- Exercise directions: Among the lines below, list those containing the string "comments".

- Records supplied:
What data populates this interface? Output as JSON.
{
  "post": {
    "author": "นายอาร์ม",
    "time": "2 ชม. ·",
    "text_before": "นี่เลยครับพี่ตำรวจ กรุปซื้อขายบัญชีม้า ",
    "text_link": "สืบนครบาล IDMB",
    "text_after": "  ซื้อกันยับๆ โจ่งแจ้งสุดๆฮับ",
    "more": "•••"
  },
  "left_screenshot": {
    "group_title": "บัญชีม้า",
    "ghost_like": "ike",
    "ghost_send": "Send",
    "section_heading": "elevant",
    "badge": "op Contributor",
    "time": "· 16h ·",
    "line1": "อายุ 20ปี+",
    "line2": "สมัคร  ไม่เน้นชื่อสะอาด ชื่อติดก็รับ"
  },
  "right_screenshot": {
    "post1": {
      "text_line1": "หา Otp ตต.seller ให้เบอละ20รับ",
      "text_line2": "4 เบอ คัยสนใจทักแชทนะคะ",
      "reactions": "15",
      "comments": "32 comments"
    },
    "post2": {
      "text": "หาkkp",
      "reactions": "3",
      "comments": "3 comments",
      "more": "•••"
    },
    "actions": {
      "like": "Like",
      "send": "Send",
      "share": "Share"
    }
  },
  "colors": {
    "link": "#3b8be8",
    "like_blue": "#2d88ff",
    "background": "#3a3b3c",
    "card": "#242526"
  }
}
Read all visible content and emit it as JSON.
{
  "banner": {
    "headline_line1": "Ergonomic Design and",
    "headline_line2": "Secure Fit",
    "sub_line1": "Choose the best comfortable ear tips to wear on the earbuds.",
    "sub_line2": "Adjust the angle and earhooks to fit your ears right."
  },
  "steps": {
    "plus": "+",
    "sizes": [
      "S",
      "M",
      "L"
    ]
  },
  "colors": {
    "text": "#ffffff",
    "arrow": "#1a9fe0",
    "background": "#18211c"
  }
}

- Reply to the task:
      "comments": "32 comments"
      "comments": "3 comments",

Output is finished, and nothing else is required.